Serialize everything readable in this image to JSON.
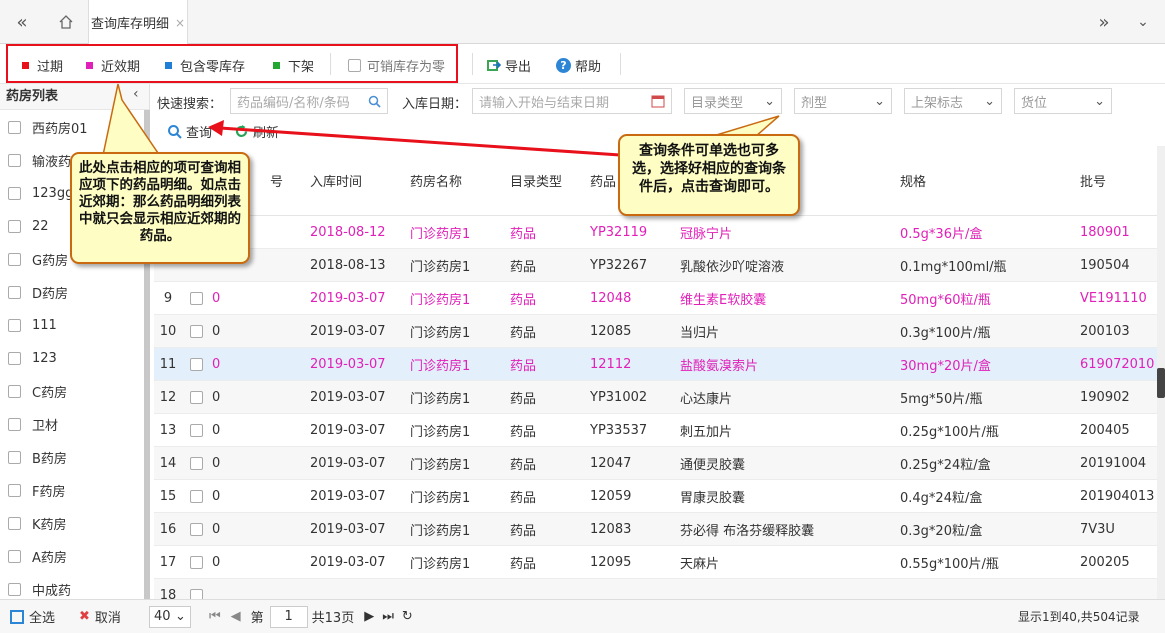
{
  "tabs": {
    "active": "查询库存明细",
    "close": "×"
  },
  "toolbar": {
    "legend": [
      {
        "label": "过期",
        "color": "#e8101a"
      },
      {
        "label": "近效期",
        "color": "#e020b8"
      },
      {
        "label": "包含零库存",
        "color": "#1f7fd6"
      },
      {
        "label": "下架",
        "color": "#22a832"
      }
    ],
    "zero_stock_check": "可销库存为零",
    "export": "导出",
    "help": "帮助"
  },
  "sidebar": {
    "title": "药房列表",
    "items": [
      "西药房01",
      "输液药",
      "123gg",
      "22",
      "G药房",
      "D药房",
      "111",
      "123",
      "C药房",
      "卫材",
      "B药房",
      "F药房",
      "K药房",
      "A药房",
      "中成药"
    ]
  },
  "filter": {
    "quick_label": "快速搜索：",
    "quick_placeholder": "药品编码/名称/条码",
    "date_label": "入库日期：",
    "date_placeholder": "请输入开始与结束日期",
    "catalog": "目录类型",
    "dosage": "剂型",
    "shelf": "上架标志",
    "location": "货位",
    "query": "查询",
    "refresh": "刷新"
  },
  "columns": {
    "qty": "号",
    "date": "入库时间",
    "pharmacy": "药房名称",
    "type": "目录类型",
    "code": "药品",
    "spec": "规格",
    "batch": "批号"
  },
  "rows": [
    {
      "n": "",
      "q": "",
      "d": "2018-08-12",
      "p": "门诊药房1",
      "t": "药品",
      "c": "YP32119",
      "m": "冠脉宁片",
      "s": "0.5g*36片/盒",
      "b": "180901",
      "color": "pink"
    },
    {
      "n": "",
      "q": "",
      "d": "2018-08-13",
      "p": "门诊药房1",
      "t": "药品",
      "c": "YP32267",
      "m": "乳酸依沙吖啶溶液",
      "s": "0.1mg*100ml/瓶",
      "b": "190504",
      "color": ""
    },
    {
      "n": "9",
      "q": "0",
      "d": "2019-03-07",
      "p": "门诊药房1",
      "t": "药品",
      "c": "12048",
      "m": "维生素E软胶囊",
      "s": "50mg*60粒/瓶",
      "b": "VE191110",
      "color": "pink"
    },
    {
      "n": "10",
      "q": "0",
      "d": "2019-03-07",
      "p": "门诊药房1",
      "t": "药品",
      "c": "12085",
      "m": "当归片",
      "s": "0.3g*100片/瓶",
      "b": "200103",
      "color": ""
    },
    {
      "n": "11",
      "q": "0",
      "d": "2019-03-07",
      "p": "门诊药房1",
      "t": "药品",
      "c": "12112",
      "m": "盐酸氨溴索片",
      "s": "30mg*20片/盒",
      "b": "619072010",
      "color": "pink"
    },
    {
      "n": "12",
      "q": "0",
      "d": "2019-03-07",
      "p": "门诊药房1",
      "t": "药品",
      "c": "YP31002",
      "m": "心达康片",
      "s": "5mg*50片/瓶",
      "b": "190902",
      "color": ""
    },
    {
      "n": "13",
      "q": "0",
      "d": "2019-03-07",
      "p": "门诊药房1",
      "t": "药品",
      "c": "YP33537",
      "m": "刺五加片",
      "s": "0.25g*100片/瓶",
      "b": "200405",
      "color": ""
    },
    {
      "n": "14",
      "q": "0",
      "d": "2019-03-07",
      "p": "门诊药房1",
      "t": "药品",
      "c": "12047",
      "m": "通便灵胶囊",
      "s": "0.25g*24粒/盒",
      "b": "20191004",
      "color": ""
    },
    {
      "n": "15",
      "q": "0",
      "d": "2019-03-07",
      "p": "门诊药房1",
      "t": "药品",
      "c": "12059",
      "m": "胃康灵胶囊",
      "s": "0.4g*24粒/盒",
      "b": "201904013",
      "color": ""
    },
    {
      "n": "16",
      "q": "0",
      "d": "2019-03-07",
      "p": "门诊药房1",
      "t": "药品",
      "c": "12083",
      "m": "芬必得 布洛芬缓释胶囊",
      "s": "0.3g*20粒/盒",
      "b": "7V3U",
      "color": ""
    },
    {
      "n": "17",
      "q": "0",
      "d": "2019-03-07",
      "p": "门诊药房1",
      "t": "药品",
      "c": "12095",
      "m": "天麻片",
      "s": "0.55g*100片/瓶",
      "b": "200205",
      "color": ""
    },
    {
      "n": "18",
      "q": "",
      "d": "",
      "p": "",
      "t": "",
      "c": "",
      "m": "",
      "s": "",
      "b": "",
      "color": ""
    }
  ],
  "footer": {
    "select_all": "全选",
    "cancel": "取消",
    "page_size": "40",
    "page_prefix": "第",
    "page": "1",
    "page_suffix": "共13页",
    "summary": "显示1到40,共504记录"
  },
  "callouts": {
    "left": "此处点击相应的项可查询相应项下的药品明细。如点击近郊期：那么药品明细列表中就只会显示相应近郊期的药品。",
    "right": "查询条件可单选也可多选，选择好相应的查询条件后，点击查询即可。"
  }
}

++++++++++++++++++++

Given instruction | Every line of the data should be copied as it stands, without the images.

Result of this task |
Serialize everything readable in this image to JSON.
{
  "tabs": {
    "active": "查询库存明细",
    "close": "×"
  },
  "toolbar": {
    "legend": [
      {
        "label": "过期",
        "color": "#e8101a"
      },
      {
        "label": "近效期",
        "color": "#e020b8"
      },
      {
        "label": "包含零库存",
        "color": "#1f7fd6"
      },
      {
        "label": "下架",
        "color": "#22a832"
      }
    ],
    "zero_stock_check": "可销库存为零",
    "export": "导出",
    "help": "帮助"
  },
  "sidebar": {
    "title": "药房列表",
    "items": [
      "西药房01",
      "输液药",
      "123gg",
      "22",
      "G药房",
      "D药房",
      "111",
      "123",
      "C药房",
      "卫材",
      "B药房",
      "F药房",
      "K药房",
      "A药房",
      "中成药"
    ]
  },
  "filter": {
    "quick_label": "快速搜索：",
    "quick_placeholder": "药品编码/名称/条码",
    "date_label": "入库日期：",
    "date_placeholder": "请输入开始与结束日期",
    "catalog": "目录类型",
    "dosage": "剂型",
    "shelf": "上架标志",
    "location": "货位",
    "query": "查询",
    "refresh": "刷新"
  },
  "columns": {
    "qty": "号",
    "date": "入库时间",
    "pharmacy": "药房名称",
    "type": "目录类型",
    "code": "药品",
    "spec": "规格",
    "batch": "批号"
  },
  "rows": [
    {
      "n": "",
      "q": "",
      "d": "2018-08-12",
      "p": "门诊药房1",
      "t": "药品",
      "c": "YP32119",
      "m": "冠脉宁片",
      "s": "0.5g*36片/盒",
      "b": "180901",
      "color": "pink"
    },
    {
      "n": "",
      "q": "",
      "d": "2018-08-13",
      "p": "门诊药房1",
      "t": "药品",
      "c": "YP32267",
      "m": "乳酸依沙吖啶溶液",
      "s": "0.1mg*100ml/瓶",
      "b": "190504",
      "color": ""
    },
    {
      "n": "9",
      "q": "0",
      "d": "2019-03-07",
      "p": "门诊药房1",
      "t": "药品",
      "c": "12048",
      "m": "维生素E软胶囊",
      "s": "50mg*60粒/瓶",
      "b": "VE191110",
      "color": "pink"
    },
    {
      "n": "10",
      "q": "0",
      "d": "2019-03-07",
      "p": "门诊药房1",
      "t": "药品",
      "c": "12085",
      "m": "当归片",
      "s": "0.3g*100片/瓶",
      "b": "200103",
      "color": ""
    },
    {
      "n": "11",
      "q": "0",
      "d": "2019-03-07",
      "p": "门诊药房1",
      "t": "药品",
      "c": "12112",
      "m": "盐酸氨溴索片",
      "s": "30mg*20片/盒",
      "b": "619072010",
      "color": "pink"
    },
    {
      "n": "12",
      "q": "0",
      "d": "2019-03-07",
      "p": "门诊药房1",
      "t": "药品",
      "c": "YP31002",
      "m": "心达康片",
      "s": "5mg*50片/瓶",
      "b": "190902",
      "color": ""
    },
    {
      "n": "13",
      "q": "0",
      "d": "2019-03-07",
      "p": "门诊药房1",
      "t": "药品",
      "c": "YP33537",
      "m": "刺五加片",
      "s": "0.25g*100片/瓶",
      "b": "200405",
      "color": ""
    },
    {
      "n": "14",
      "q": "0",
      "d": "2019-03-07",
      "p": "门诊药房1",
      "t": "药品",
      "c": "12047",
      "m": "通便灵胶囊",
      "s": "0.25g*24粒/盒",
      "b": "20191004",
      "color": ""
    },
    {
      "n": "15",
      "q": "0",
      "d": "2019-03-07",
      "p": "门诊药房1",
      "t": "药品",
      "c": "12059",
      "m": "胃康灵胶囊",
      "s": "0.4g*24粒/盒",
      "b": "201904013",
      "color": ""
    },
    {
      "n": "16",
      "q": "0",
      "d": "2019-03-07",
      "p": "门诊药房1",
      "t": "药品",
      "c": "12083",
      "m": "芬必得 布洛芬缓释胶囊",
      "s": "0.3g*20粒/盒",
      "b": "7V3U",
      "color": ""
    },
    {
      "n": "17",
      "q": "0",
      "d": "2019-03-07",
      "p": "门诊药房1",
      "t": "药品",
      "c": "12095",
      "m": "天麻片",
      "s": "0.55g*100片/瓶",
      "b": "200205",
      "color": ""
    },
    {
      "n": "18",
      "q": "",
      "d": "",
      "p": "",
      "t": "",
      "c": "",
      "m": "",
      "s": "",
      "b": "",
      "color": ""
    }
  ],
  "footer": {
    "select_all": "全选",
    "cancel": "取消",
    "page_size": "40",
    "page_prefix": "第",
    "page": "1",
    "page_suffix": "共13页",
    "summary": "显示1到40,共504记录"
  },
  "callouts": {
    "left": "此处点击相应的项可查询相应项下的药品明细。如点击近郊期：那么药品明细列表中就只会显示相应近郊期的药品。",
    "right": "查询条件可单选也可多选，选择好相应的查询条件后，点击查询即可。"
  }
}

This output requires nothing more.